START Records for the exercise
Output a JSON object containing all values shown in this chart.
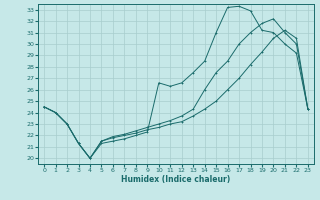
{
  "background_color": "#c6e8e8",
  "grid_color": "#a8cece",
  "line_color": "#1a6b6b",
  "xlabel": "Humidex (Indice chaleur)",
  "xlim": [
    -0.5,
    23.5
  ],
  "ylim": [
    19.5,
    33.5
  ],
  "xticks": [
    0,
    1,
    2,
    3,
    4,
    5,
    6,
    7,
    8,
    9,
    10,
    11,
    12,
    13,
    14,
    15,
    16,
    17,
    18,
    19,
    20,
    21,
    22,
    23
  ],
  "yticks": [
    20,
    21,
    22,
    23,
    24,
    25,
    26,
    27,
    28,
    29,
    30,
    31,
    32,
    33
  ],
  "line1_x": [
    0,
    1,
    2,
    3,
    4,
    5,
    6,
    7,
    8,
    9,
    10,
    11,
    12,
    13,
    14,
    15,
    16,
    17,
    18,
    19,
    20,
    21,
    22,
    23
  ],
  "line1_y": [
    24.5,
    24.0,
    23.0,
    21.3,
    20.0,
    21.3,
    21.5,
    21.7,
    22.0,
    22.3,
    26.6,
    26.3,
    26.6,
    27.5,
    28.5,
    31.0,
    33.2,
    33.3,
    32.9,
    31.2,
    31.0,
    30.0,
    29.2,
    24.3
  ],
  "line2_x": [
    0,
    1,
    2,
    3,
    4,
    5,
    6,
    7,
    8,
    9,
    10,
    11,
    12,
    13,
    14,
    15,
    16,
    17,
    18,
    19,
    20,
    21,
    22,
    23
  ],
  "line2_y": [
    24.5,
    24.0,
    23.0,
    21.3,
    20.0,
    21.5,
    21.9,
    22.1,
    22.4,
    22.7,
    23.0,
    23.3,
    23.7,
    24.3,
    26.0,
    27.5,
    28.5,
    30.0,
    31.0,
    31.8,
    32.2,
    31.0,
    30.0,
    24.3
  ],
  "line3_x": [
    0,
    1,
    2,
    3,
    4,
    5,
    6,
    7,
    8,
    9,
    10,
    11,
    12,
    13,
    14,
    15,
    16,
    17,
    18,
    19,
    20,
    21,
    22,
    23
  ],
  "line3_y": [
    24.5,
    24.0,
    23.0,
    21.3,
    20.0,
    21.5,
    21.8,
    22.0,
    22.2,
    22.5,
    22.7,
    23.0,
    23.2,
    23.7,
    24.3,
    25.0,
    26.0,
    27.0,
    28.2,
    29.3,
    30.5,
    31.2,
    30.5,
    24.3
  ]
}
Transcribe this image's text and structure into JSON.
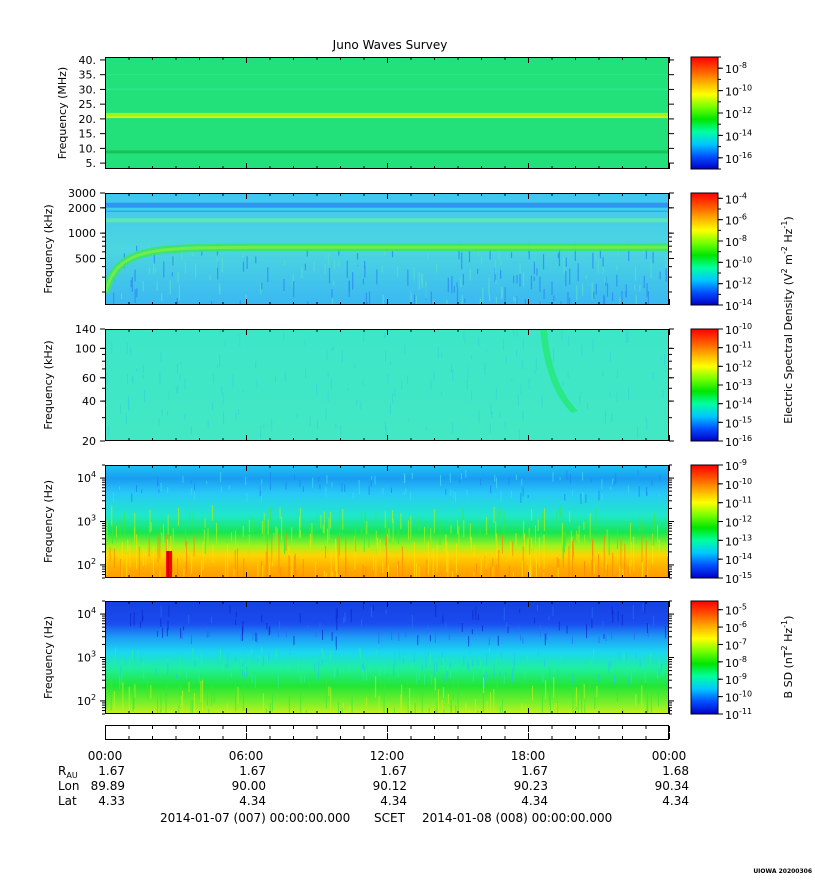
{
  "chart_data": {
    "type": "heatmap",
    "title": "Juno Waves Survey",
    "colormap": [
      "#0000c8",
      "#0050ff",
      "#00c8ff",
      "#00ffa0",
      "#00e600",
      "#78ff00",
      "#ffff00",
      "#ffaa00",
      "#ff5000",
      "#ff0000"
    ],
    "time_axis": {
      "tick_labels": [
        "00:00",
        "06:00",
        "12:00",
        "18:00",
        "00:00"
      ],
      "range_hours": [
        0,
        24
      ],
      "major_tick_hours": [
        0,
        6,
        12,
        18,
        24
      ],
      "minor_tick_step_hours": 1,
      "ephemeris": [
        {
          "label": "R",
          "subscript": "AU",
          "values": [
            "1.67",
            "1.67",
            "1.67",
            "1.67",
            "1.68"
          ]
        },
        {
          "label": "Lon",
          "subscript": "",
          "values": [
            "89.89",
            "90.00",
            "90.12",
            "90.23",
            "90.34"
          ]
        },
        {
          "label": "Lat",
          "subscript": "",
          "values": [
            "4.33",
            "4.34",
            "4.34",
            "4.34",
            "4.34"
          ]
        }
      ],
      "start_label": "2014-01-07 (007) 00:00:00.000",
      "scet_label": "SCET",
      "end_label": "2014-01-08 (008) 00:00:00.000"
    },
    "panels": [
      {
        "id": "mhz",
        "ylabel": "Frequency (MHz)",
        "yscale": "linear",
        "ylim": [
          3,
          41
        ],
        "yticks": [
          {
            "v": 5,
            "t": "5."
          },
          {
            "v": 10,
            "t": "10."
          },
          {
            "v": 15,
            "t": "15."
          },
          {
            "v": 20,
            "t": "20."
          },
          {
            "v": 25,
            "t": "25."
          },
          {
            "v": 30,
            "t": "30."
          },
          {
            "v": 35,
            "t": "35."
          },
          {
            "v": 40,
            "t": "40."
          }
        ],
        "colorbar": {
          "min_exp": -17,
          "max_exp": -7,
          "labels": [
            {
              "e": -8,
              "t": "-8"
            },
            {
              "e": -10,
              "t": "-10"
            },
            {
              "e": -12,
              "t": "-12"
            },
            {
              "e": -14,
              "t": "-14"
            },
            {
              "e": -16,
              "t": "-16"
            }
          ],
          "label": ""
        }
      },
      {
        "id": "khz_high",
        "ylabel": "Frequency (kHz)",
        "yscale": "log",
        "ylim": [
          140,
          3000
        ],
        "yticks": [
          {
            "v": 500,
            "t": "500"
          },
          {
            "v": 1000,
            "t": "1000"
          },
          {
            "v": 2000,
            "t": "2000"
          },
          {
            "v": 3000,
            "t": "3000"
          }
        ],
        "colorbar": {
          "min_exp": -14,
          "max_exp": -3.5,
          "labels": [
            {
              "e": -4,
              "t": "-4"
            },
            {
              "e": -6,
              "t": "-6"
            },
            {
              "e": -8,
              "t": "-8"
            },
            {
              "e": -10,
              "t": "-10"
            },
            {
              "e": -12,
              "t": "-12"
            },
            {
              "e": -14,
              "t": "-14"
            }
          ],
          "label": "Electric Spectral Density (V2 m-2 Hz-1)"
        }
      },
      {
        "id": "khz_low",
        "ylabel": "Frequency (kHz)",
        "yscale": "log",
        "ylim": [
          20,
          140
        ],
        "yticks": [
          {
            "v": 20,
            "t": "20"
          },
          {
            "v": 40,
            "t": "40"
          },
          {
            "v": 60,
            "t": "60"
          },
          {
            "v": 100,
            "t": "100"
          },
          {
            "v": 140,
            "t": "140"
          }
        ],
        "colorbar": {
          "min_exp": -16,
          "max_exp": -10,
          "labels": [
            {
              "e": -10,
              "t": "-10"
            },
            {
              "e": -11,
              "t": "-11"
            },
            {
              "e": -12,
              "t": "-12"
            },
            {
              "e": -13,
              "t": "-13"
            },
            {
              "e": -14,
              "t": "-14"
            },
            {
              "e": -15,
              "t": "-15"
            },
            {
              "e": -16,
              "t": "-16"
            }
          ],
          "label": ""
        }
      },
      {
        "id": "hz_e",
        "ylabel": "Frequency (Hz)",
        "yscale": "log",
        "ylim": [
          50,
          20000
        ],
        "yticks": [
          {
            "v": 100,
            "t": "2"
          },
          {
            "v": 1000,
            "t": "3"
          },
          {
            "v": 10000,
            "t": "4"
          }
        ],
        "colorbar": {
          "min_exp": -15,
          "max_exp": -9,
          "labels": [
            {
              "e": -9,
              "t": "-9"
            },
            {
              "e": -10,
              "t": "-10"
            },
            {
              "e": -11,
              "t": "-11"
            },
            {
              "e": -12,
              "t": "-12"
            },
            {
              "e": -13,
              "t": "-13"
            },
            {
              "e": -14,
              "t": "-14"
            },
            {
              "e": -15,
              "t": "-15"
            }
          ],
          "label": ""
        }
      },
      {
        "id": "hz_b",
        "ylabel": "Frequency (Hz)",
        "yscale": "log",
        "ylim": [
          50,
          20000
        ],
        "yticks": [
          {
            "v": 100,
            "t": "2"
          },
          {
            "v": 1000,
            "t": "3"
          },
          {
            "v": 10000,
            "t": "4"
          }
        ],
        "colorbar": {
          "min_exp": -11,
          "max_exp": -4.5,
          "labels": [
            {
              "e": -5,
              "t": "-5"
            },
            {
              "e": -6,
              "t": "-6"
            },
            {
              "e": -7,
              "t": "-7"
            },
            {
              "e": -8,
              "t": "-8"
            },
            {
              "e": -9,
              "t": "-9"
            },
            {
              "e": -10,
              "t": "-10"
            },
            {
              "e": -11,
              "t": "-11"
            }
          ],
          "label": "B SD (nT2 Hz-1)"
        }
      }
    ]
  },
  "footer_stamp": "UIOWA 20200306"
}
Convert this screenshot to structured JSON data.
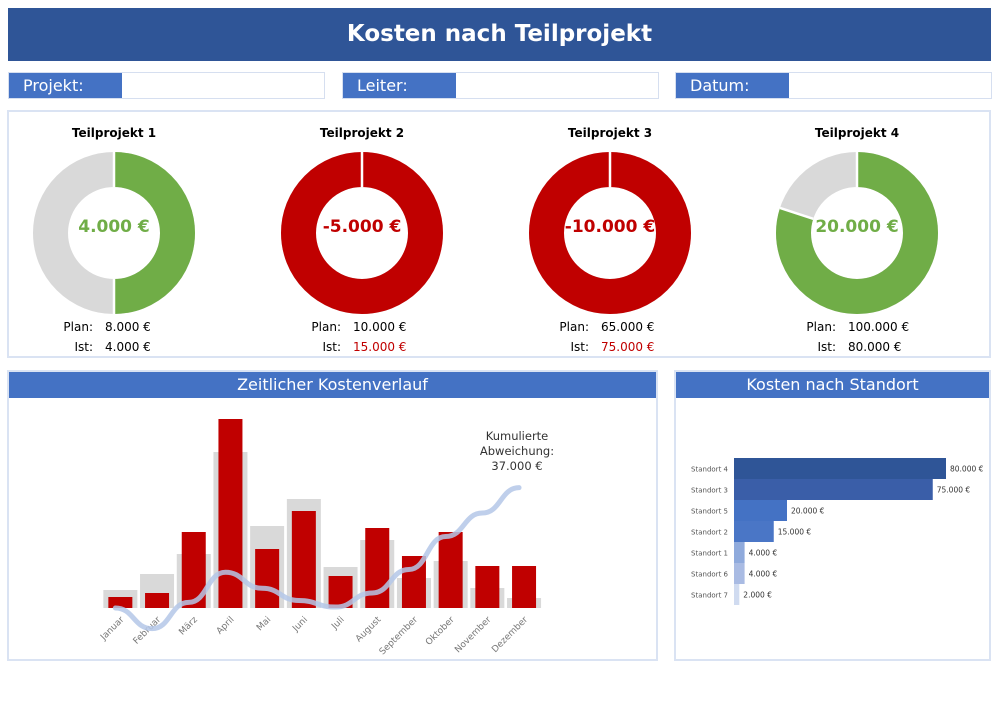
END Records for the exercise
## Written problem
Look through the entries above for the word "this". Copy every line where it shows up.

## Result of the task
Output a JSON object containing all values shown in this chart.
Transcribe this image's text and structure into JSON.
Convert this screenshot to structured JSON data.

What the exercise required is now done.